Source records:
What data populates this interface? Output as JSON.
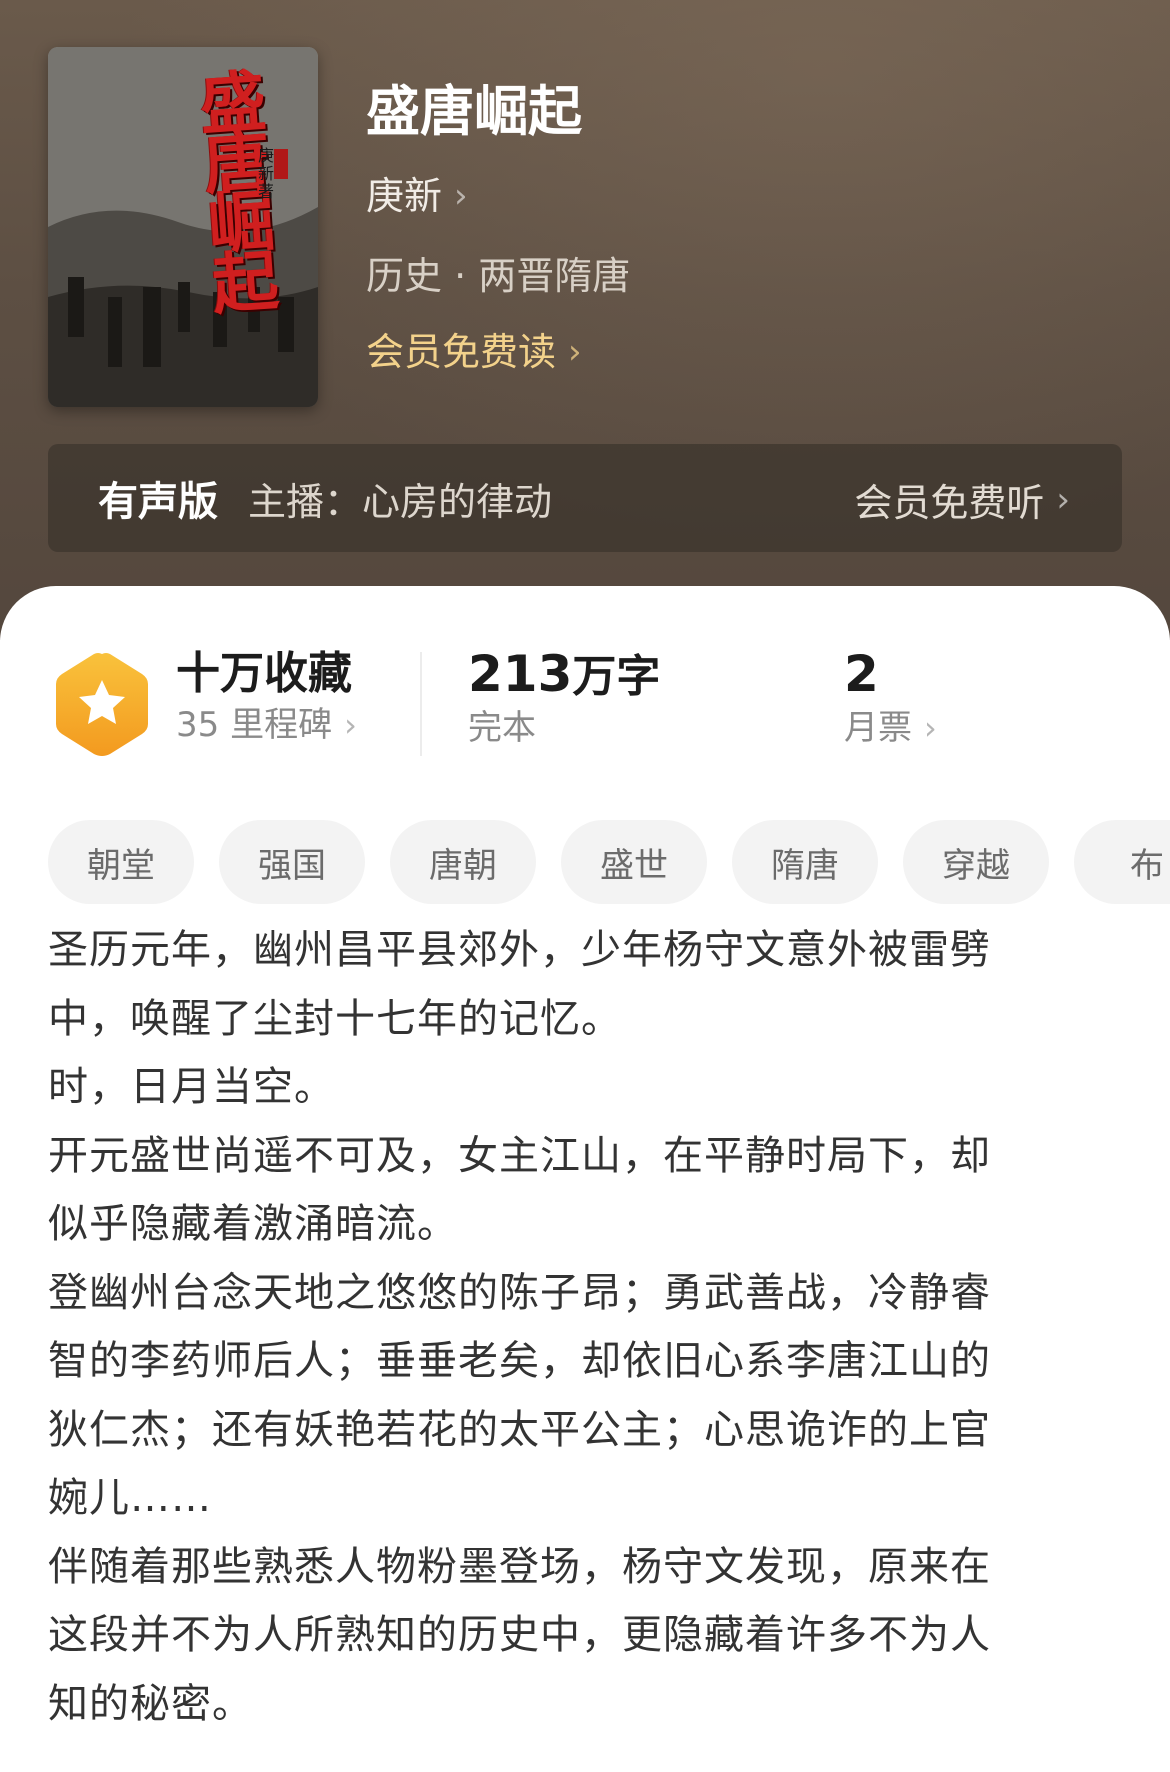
{
  "book": {
    "cover_title": "盛唐崛起",
    "cover_author": "庚新著",
    "title": "盛唐崛起",
    "author": "庚新",
    "category": "历史 · 两晋隋唐",
    "member_read": "会员免费读"
  },
  "audio": {
    "label": "有声版",
    "host": "主播：心房的律动",
    "member_listen": "会员免费听"
  },
  "stats": {
    "favorites": "十万收藏",
    "milestones": "35 里程碑",
    "word_count_number": "213",
    "word_count_unit": "万字",
    "status": "完本",
    "monthly_tickets": "2",
    "monthly_tickets_label": "月票"
  },
  "tags": [
    "朝堂",
    "强国",
    "唐朝",
    "盛世",
    "隋唐",
    "穿越",
    "布"
  ],
  "synopsis": "圣历元年，幽州昌平县郊外，少年杨守文意外被雷劈\n中，唤醒了尘封十七年的记忆。\n时，日月当空。\n开元盛世尚遥不可及，女主江山，在平静时局下，却\n似乎隐藏着激涌暗流。\n登幽州台念天地之悠悠的陈子昂；勇武善战，冷静睿\n智的李药师后人；垂垂老矣，却依旧心系李唐江山的\n狄仁杰；还有妖艳若花的太平公主；心思诡诈的上官\n婉儿……\n伴随着那些熟悉人物粉墨登场，杨守文发现，原来在\n这段并不为人所熟知的历史中，更隐藏着许多不为人\n知的秘密。",
  "colors": {
    "accent_gold": "#f3d28b",
    "badge_orange": "#f6a623"
  }
}
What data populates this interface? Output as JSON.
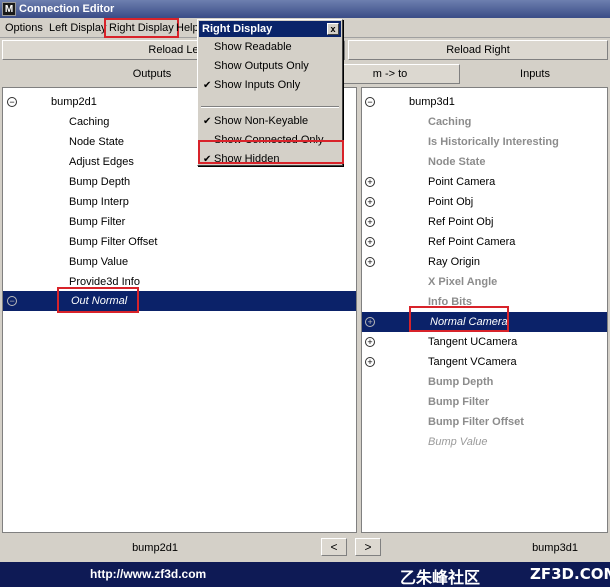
{
  "window": {
    "title": "Connection Editor",
    "app_icon_glyph": "M"
  },
  "menubar": {
    "items": [
      "Options",
      "Left Display",
      "Right Display",
      "Help"
    ]
  },
  "reload": {
    "left_label": "Reload Le",
    "right_label": "Reload Right"
  },
  "headers": {
    "left": "Outputs",
    "arrow_button": "m -> to",
    "right": "Inputs"
  },
  "left_panel": {
    "root": "bump2d1",
    "items": [
      "Caching",
      "Node State",
      "Adjust Edges",
      "Bump Depth",
      "Bump Interp",
      "Bump Filter",
      "Bump Filter Offset",
      "Bump Value",
      "Provide3d Info"
    ],
    "selected": "Out Normal"
  },
  "right_panel": {
    "root": "bump3d1",
    "items": [
      {
        "label": "Caching",
        "style": "grey"
      },
      {
        "label": "Is Historically Interesting",
        "style": "grey"
      },
      {
        "label": "Node State",
        "style": "grey"
      },
      {
        "label": "Point Camera",
        "style": "normal"
      },
      {
        "label": "Point Obj",
        "style": "normal"
      },
      {
        "label": "Ref Point Obj",
        "style": "normal"
      },
      {
        "label": "Ref Point Camera",
        "style": "normal"
      },
      {
        "label": "Ray Origin",
        "style": "normal"
      },
      {
        "label": "X Pixel Angle",
        "style": "grey"
      },
      {
        "label": "Info Bits",
        "style": "grey"
      },
      {
        "label": "Normal Camera",
        "style": "selected"
      },
      {
        "label": "Tangent UCamera",
        "style": "normal"
      },
      {
        "label": "Tangent VCamera",
        "style": "normal"
      },
      {
        "label": "Bump Depth",
        "style": "grey"
      },
      {
        "label": "Bump Filter",
        "style": "grey"
      },
      {
        "label": "Bump Filter Offset",
        "style": "grey"
      },
      {
        "label": "Bump Value",
        "style": "greyital"
      }
    ]
  },
  "bottom": {
    "left_label": "bump2d1",
    "right_label": "bump3d1",
    "prev_glyph": "<",
    "next_glyph": ">"
  },
  "dropdown": {
    "title": "Right Display",
    "close_glyph": "x",
    "items": [
      {
        "label": "Show Readable",
        "checked": false
      },
      {
        "label": "Show Outputs Only",
        "checked": false
      },
      {
        "label": "Show Inputs Only",
        "checked": true
      },
      {
        "label": "Show Non-Keyable",
        "checked": true
      },
      {
        "label": "Show Connected Only",
        "checked": false
      },
      {
        "label": "Show Hidden",
        "checked": true
      }
    ],
    "check_glyph": "✔"
  },
  "footer": {
    "url": "http://www.zf3d.com",
    "brand": "乙朱峰社区",
    "site": "ZF3D.COM"
  },
  "colors": {
    "selection": "#0b2269",
    "highlight_box": "#d8232a",
    "footer": "#0e1a55"
  }
}
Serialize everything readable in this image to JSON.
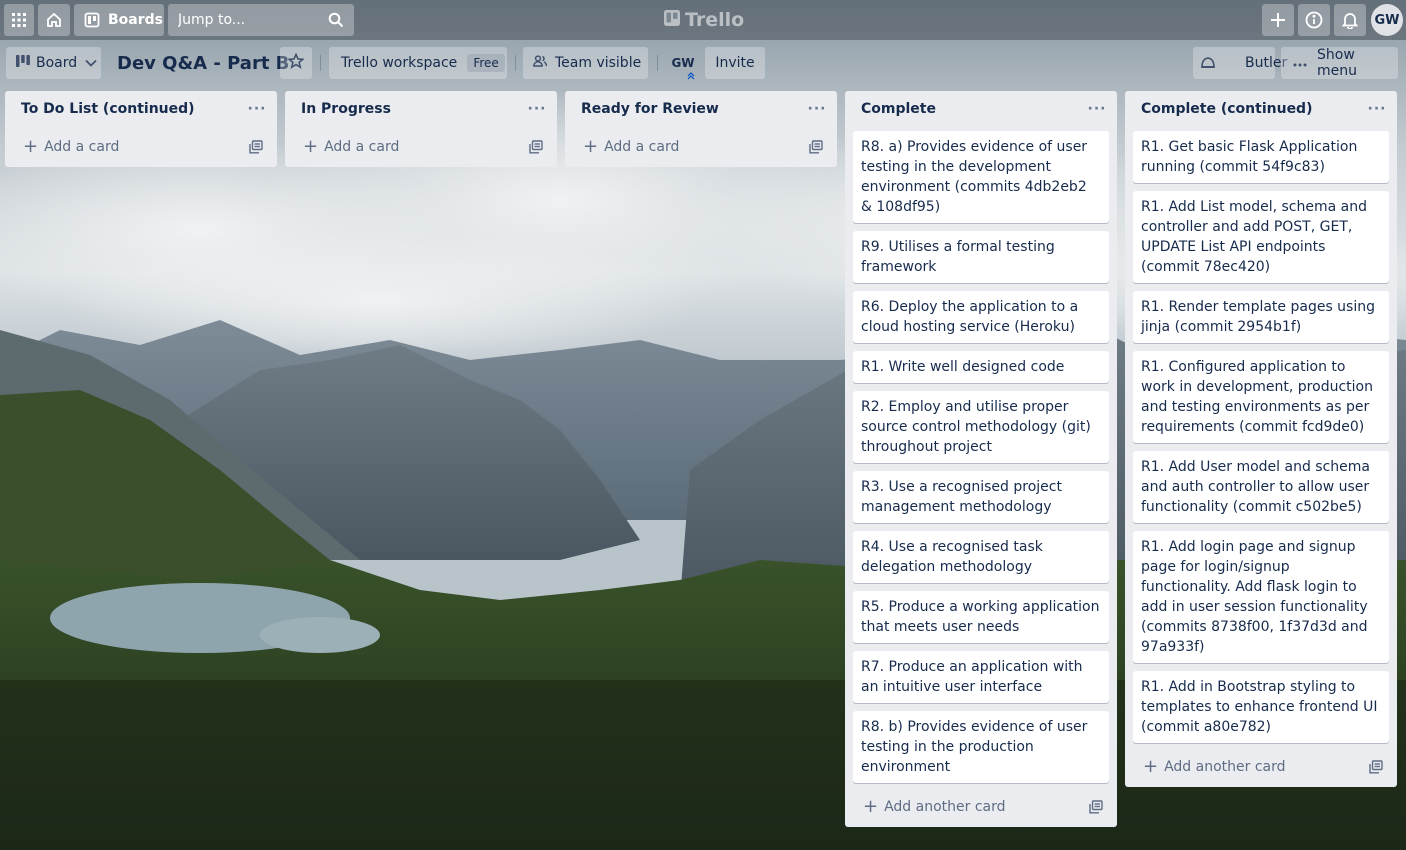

WHAT YOU SHOULD DO: Your task is an exact transcription of all the data, minus the pictures.

OUTPUT FOR THIS EXERCISE:
What data populates this interface? Output as JSON.
{
  "book": {
    "cover_title": "盛唐崛起",
    "cover_author": "庚新著",
    "title": "盛唐崛起",
    "author": "庚新",
    "category": "历史 · 两晋隋唐",
    "member_read": "会员免费读"
  },
  "audio": {
    "label": "有声版",
    "host": "主播：心房的律动",
    "member_listen": "会员免费听"
  },
  "stats": {
    "favorites": "十万收藏",
    "milestones": "35 里程碑",
    "word_count_number": "213",
    "word_count_unit": "万字",
    "status": "完本",
    "monthly_tickets": "2",
    "monthly_tickets_label": "月票"
  },
  "tags": [
    "朝堂",
    "强国",
    "唐朝",
    "盛世",
    "隋唐",
    "穿越",
    "布"
  ],
  "synopsis": "圣历元年，幽州昌平县郊外，少年杨守文意外被雷劈\n中，唤醒了尘封十七年的记忆。\n时，日月当空。\n开元盛世尚遥不可及，女主江山，在平静时局下，却\n似乎隐藏着激涌暗流。\n登幽州台念天地之悠悠的陈子昂；勇武善战，冷静睿\n智的李药师后人；垂垂老矣，却依旧心系李唐江山的\n狄仁杰；还有妖艳若花的太平公主；心思诡诈的上官\n婉儿……\n伴随着那些熟悉人物粉墨登场，杨守文发现，原来在\n这段并不为人所熟知的历史中，更隐藏着许多不为人\n知的秘密。",
  "colors": {
    "accent_gold": "#f3d28b",
    "badge_orange": "#f6a623"
  }
}
What data populates this interface? Output as JSON.
{
  "window": {
    "title": "Connection Editor",
    "app_icon_glyph": "M"
  },
  "menubar": {
    "items": [
      "Options",
      "Left Display",
      "Right Display",
      "Help"
    ]
  },
  "reload": {
    "left_label": "Reload Le",
    "right_label": "Reload Right"
  },
  "headers": {
    "left": "Outputs",
    "arrow_button": "m -> to",
    "right": "Inputs"
  },
  "left_panel": {
    "root": "bump2d1",
    "items": [
      "Caching",
      "Node State",
      "Adjust Edges",
      "Bump Depth",
      "Bump Interp",
      "Bump Filter",
      "Bump Filter Offset",
      "Bump Value",
      "Provide3d Info"
    ],
    "selected": "Out Normal"
  },
  "right_panel": {
    "root": "bump3d1",
    "items": [
      {
        "label": "Caching",
        "style": "grey"
      },
      {
        "label": "Is Historically Interesting",
        "style": "grey"
      },
      {
        "label": "Node State",
        "style": "grey"
      },
      {
        "label": "Point Camera",
        "style": "normal"
      },
      {
        "label": "Point Obj",
        "style": "normal"
      },
      {
        "label": "Ref Point Obj",
        "style": "normal"
      },
      {
        "label": "Ref Point Camera",
        "style": "normal"
      },
      {
        "label": "Ray Origin",
        "style": "normal"
      },
      {
        "label": "X Pixel Angle",
        "style": "grey"
      },
      {
        "label": "Info Bits",
        "style": "grey"
      },
      {
        "label": "Normal Camera",
        "style": "selected"
      },
      {
        "label": "Tangent UCamera",
        "style": "normal"
      },
      {
        "label": "Tangent VCamera",
        "style": "normal"
      },
      {
        "label": "Bump Depth",
        "style": "grey"
      },
      {
        "label": "Bump Filter",
        "style": "grey"
      },
      {
        "label": "Bump Filter Offset",
        "style": "grey"
      },
      {
        "label": "Bump Value",
        "style": "greyital"
      }
    ]
  },
  "bottom": {
    "left_label": "bump2d1",
    "right_label": "bump3d1",
    "prev_glyph": "<",
    "next_glyph": ">"
  },
  "dropdown": {
    "title": "Right Display",
    "close_glyph": "x",
    "items": [
      {
        "label": "Show Readable",
        "checked": false
      },
      {
        "label": "Show Outputs Only",
        "checked": false
      },
      {
        "label": "Show Inputs Only",
        "checked": true
      },
      {
        "label": "Show Non-Keyable",
        "checked": true
      },
      {
        "label": "Show Connected Only",
        "checked": false
      },
      {
        "label": "Show Hidden",
        "checked": true
      }
    ],
    "check_glyph": "✔"
  },
  "footer": {
    "url": "http://www.zf3d.com",
    "brand": "乙朱峰社区",
    "site": "ZF3D.COM"
  },
  "colors": {
    "selection": "#0b2269",
    "highlight_box": "#d8232a",
    "footer": "#0e1a55"
  }
}
Serialize everything readable in this image to JSON.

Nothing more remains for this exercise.